> _TASK OBJECTIVE_: Exactly as it appears, restate the whole listing.

> _STORED DATA_:
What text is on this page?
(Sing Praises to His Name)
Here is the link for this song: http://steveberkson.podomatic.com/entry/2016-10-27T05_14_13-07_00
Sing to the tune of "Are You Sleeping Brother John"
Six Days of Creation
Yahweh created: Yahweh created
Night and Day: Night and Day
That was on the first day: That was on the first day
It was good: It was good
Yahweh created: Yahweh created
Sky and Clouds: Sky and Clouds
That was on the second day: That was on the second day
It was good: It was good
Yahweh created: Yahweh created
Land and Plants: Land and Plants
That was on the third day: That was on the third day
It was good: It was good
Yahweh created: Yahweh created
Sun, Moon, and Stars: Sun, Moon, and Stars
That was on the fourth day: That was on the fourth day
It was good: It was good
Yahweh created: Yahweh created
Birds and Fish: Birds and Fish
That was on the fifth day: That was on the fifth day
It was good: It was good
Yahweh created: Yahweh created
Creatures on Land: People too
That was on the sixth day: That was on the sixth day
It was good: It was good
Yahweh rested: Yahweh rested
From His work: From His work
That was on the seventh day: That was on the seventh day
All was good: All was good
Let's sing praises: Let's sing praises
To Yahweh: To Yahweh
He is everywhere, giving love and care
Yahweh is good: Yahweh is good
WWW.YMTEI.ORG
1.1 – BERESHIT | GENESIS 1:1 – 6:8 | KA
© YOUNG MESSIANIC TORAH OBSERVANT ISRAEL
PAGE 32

> _EXERCISE RESULT_:
What text is on this page?
(Sing Praises to His Name)
Here is the link for this song: http://steveberkson.podomatic.com/entry/2016-10-27T05_14_13-07_00
Sing to the tune of "Are You Sleeping Brother John"
Six Days of Creation
Yahweh created: Yahweh created
Night and Day: Night and Day
That was on the first day: That was on the first day
It was good: It was good
Yahweh created: Yahweh created
Sky and Clouds: Sky and Clouds
That was on the second day: That was on the second day
It was good: It was good
Yahweh created: Yahweh created
Land and Plants: Land and Plants
That was on the third day: That was on the third day
It was good: It was good
Yahweh created: Yahweh created
Sun, Moon, and Stars: Sun, Moon, and Stars
That was on the fourth day: That was on the fourth day
It was good: It was good
Yahweh created: Yahweh created
Birds and Fish: Birds and Fish
That was on the fifth day: That was on the fifth day
It was good: It was good
Yahweh created: Yahweh created
Creatures on Land: People too
That was on the sixth day: That was on the sixth day
It was good: It was good
Yahweh rested: Yahweh rested
From His work: From His work
That was on the seventh day: That was on the seventh day
All was good: All was good
Let's sing praises: Let's sing praises
To Yahweh: To Yahweh
He is everywhere, giving love and care
Yahweh is good: Yahweh is good
WWW.YMTEI.ORG
1.1 – BERESHIT | GENESIS 1:1 – 6:8 | KA
© YOUNG MESSIANIC TORAH OBSERVANT ISRAEL
PAGE 32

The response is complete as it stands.